» **ASSIGNMENT 1**:
From the Academic Minute listing, copy word for word the passage that begins with the words containing "Tuesday, June 9" and ends with "National Communication Association.".
» **ASSIGNMENT 2**:
Write what comes next in the Academic Minute schedule, picking up after its last sentence.

Catch up with The Academic Minute from 6.8- 6.12
Monday, June 8
Lori Hunter – University of Colorado Boulder
Environmental Migration
Dr. Lori Hunter is Professor of Sociology at the University of Colorado Boulder and Faculty Research Associate in the Institute of Behavioral Science. Hunter’sresearch and teaching focus on population-environment interactions with her primary research examining migration as a livelihood strategy among rural households in South Africa and Mexico. She has published extensively on this topic and others in academic outlets such as Society and Natural Resources, International Migration Review, and Population Research and Policy Review. Hunter is Associate Director of the CU Population Center, has been Editor-in-Chief of Population and Environment since 2007, and regularly undertakes research dissemination through collaboration with the Population Reference Bureau. In 2007, Hunter was a member of USAID’s Assessment Team tasked with examining Population-Health-Environment initiatives across the globe.
Tuesday, June 9
Brian Southwell – UNC Chapel Hill
Misinformation
Dr. Brian Southwell is Director of the Science in the Public Sphere Program in the Center for Communication Science at RTI International. Southwell also is a Research Professor (of Mass Communication) and Adjunct Associate Professor (of Health Behavior) at the University of North Carolina at Chapel Hill. In addition, he is an Adjunct Professor with Duke University’s Energy Initiative, a university-wide effort to promote innovation in energy research. Dr. Southwell’s award-winning contributions appear in more than 70 journal articles and chapters and have been recognized with major awards by the International Communication Association and National Communication Association.

(Records from a data source)
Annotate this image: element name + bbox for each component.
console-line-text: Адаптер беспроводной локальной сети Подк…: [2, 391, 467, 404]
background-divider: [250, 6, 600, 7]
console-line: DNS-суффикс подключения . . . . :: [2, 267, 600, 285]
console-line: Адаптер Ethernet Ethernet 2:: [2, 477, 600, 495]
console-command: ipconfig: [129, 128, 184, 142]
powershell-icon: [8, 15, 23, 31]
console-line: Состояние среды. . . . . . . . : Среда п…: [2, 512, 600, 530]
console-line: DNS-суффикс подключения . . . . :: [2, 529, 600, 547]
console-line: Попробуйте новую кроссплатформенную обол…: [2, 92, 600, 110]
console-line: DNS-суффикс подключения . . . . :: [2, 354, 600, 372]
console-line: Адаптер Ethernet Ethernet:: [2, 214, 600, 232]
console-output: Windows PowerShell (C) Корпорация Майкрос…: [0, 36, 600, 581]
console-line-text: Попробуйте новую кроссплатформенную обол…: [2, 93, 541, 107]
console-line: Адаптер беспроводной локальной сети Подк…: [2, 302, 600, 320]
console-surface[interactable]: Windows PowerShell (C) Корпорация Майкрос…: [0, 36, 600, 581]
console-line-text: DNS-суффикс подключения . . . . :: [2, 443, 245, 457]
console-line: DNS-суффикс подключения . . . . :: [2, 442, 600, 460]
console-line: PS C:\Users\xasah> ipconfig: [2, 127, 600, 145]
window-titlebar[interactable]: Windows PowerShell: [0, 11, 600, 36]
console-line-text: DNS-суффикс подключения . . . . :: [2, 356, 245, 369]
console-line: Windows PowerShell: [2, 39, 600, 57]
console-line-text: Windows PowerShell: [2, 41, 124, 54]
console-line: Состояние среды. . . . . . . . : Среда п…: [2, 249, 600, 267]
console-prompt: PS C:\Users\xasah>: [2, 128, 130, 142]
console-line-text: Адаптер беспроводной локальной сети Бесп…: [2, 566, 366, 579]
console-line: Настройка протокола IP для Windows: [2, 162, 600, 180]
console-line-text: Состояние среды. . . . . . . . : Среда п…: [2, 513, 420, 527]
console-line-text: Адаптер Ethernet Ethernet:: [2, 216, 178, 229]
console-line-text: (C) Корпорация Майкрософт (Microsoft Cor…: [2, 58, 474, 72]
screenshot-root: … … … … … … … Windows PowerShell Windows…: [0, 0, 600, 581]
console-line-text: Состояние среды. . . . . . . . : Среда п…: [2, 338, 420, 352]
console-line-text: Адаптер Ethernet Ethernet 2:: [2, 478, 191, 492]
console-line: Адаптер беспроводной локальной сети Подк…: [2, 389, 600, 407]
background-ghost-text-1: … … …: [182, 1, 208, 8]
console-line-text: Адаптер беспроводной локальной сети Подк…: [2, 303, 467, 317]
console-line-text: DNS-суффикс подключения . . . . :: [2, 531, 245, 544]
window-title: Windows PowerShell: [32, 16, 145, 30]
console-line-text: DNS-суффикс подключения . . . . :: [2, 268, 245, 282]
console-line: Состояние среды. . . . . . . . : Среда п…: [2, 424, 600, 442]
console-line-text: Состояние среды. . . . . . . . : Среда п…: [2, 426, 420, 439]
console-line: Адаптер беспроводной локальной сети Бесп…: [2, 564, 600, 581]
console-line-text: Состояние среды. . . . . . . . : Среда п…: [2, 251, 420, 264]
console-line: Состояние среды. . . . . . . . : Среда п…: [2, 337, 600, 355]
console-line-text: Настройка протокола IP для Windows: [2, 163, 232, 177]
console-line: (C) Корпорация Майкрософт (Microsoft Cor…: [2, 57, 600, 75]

» **RESPONSE AREA 1**:
Tuesday, June 9
Brian Southwell – UNC Chapel Hill
Misinformation
Dr. Brian Southwell is Director of the Science in the Public Sphere Program in the Center for Communication Science at RTI International. Southwell also is a Research Professor (of Mass Communication) and Adjunct Associate Professor (of Health Behavior) at the University of North Carolina at Chapel Hill. In addition, he is an Adjunct Professor with Duke University’s Energy Initiative, a university-wide effort to promote innovation in energy research. Dr. Southwell’s award-winning contributions appear in more than 70 journal articles and chapters and have been recognized with major awards by the International Communication Association and National Communication Association.

» **RESPONSE AREA 2**:
Wednesday, June 10
Sarah Allen – Philadelphia College of Osteopathic Medicine
Concussion Recovery
Sarah Levin Allen, PhD, CBIS is assistant professor of psychology at the Philadelphia College of Osteopathic Medicine and executive director of Neuropsychology at Brain Behavior Bridge. She received her PhD in clinical psychology with a concentration in pediatric neuropsychology from the APA-accredited program at Drexel University, where she worked with biomedical engineering on functional imaging tools such as the functional near infared spectroscopy as well as new software for assessing navigation abilities in men and women. Throughout her doctoral experiences, Dr. Allen trained at the Children’s Hospital of Philadelphia, St. Christopher’s Hospital for Children, Bancroft NeuroHealth, and other outpatient neurology clinics. In addition, her post-doctoral education working in schools has enabled her to apply her neuropsychological assessment and intervention skills to a school setting.
Thursday, June 11
Jean M. Twenge – San Diego State University
Millenial Sexuality
Jean M. Twenge, Professor of psychology at San Diego State University, is the author of more than 100 scientific publications and the books Generation Me: Why Today’s Young Americans Are More Confident, Assertive, Entitled – and More Miserable Than Ever Before and The Narcissism Epidemic: Living in the Age of Entitlement (co-authored with W. Keith Campbell). Dr. Twenge frequently gives talks and seminars on teaching and working with today’s young generation based on a dataset of 11 million young people. Her audiences have included college faculty and staff, high school teachers, military personnel, camp directors, and corporate executives. Her research has been covered in Time, Newsweek, The New York Times, USA Today, U.S. News and World Report, and The Washington Post, and she has been featured on Today, Good Morning America, CBS This Morning, Fox and Friends, NBC Nightly News, Dateline NBC, and National Public Radio. She holds a BA and MA from the University of Chicago and a Ph.D. from the University of Michigan.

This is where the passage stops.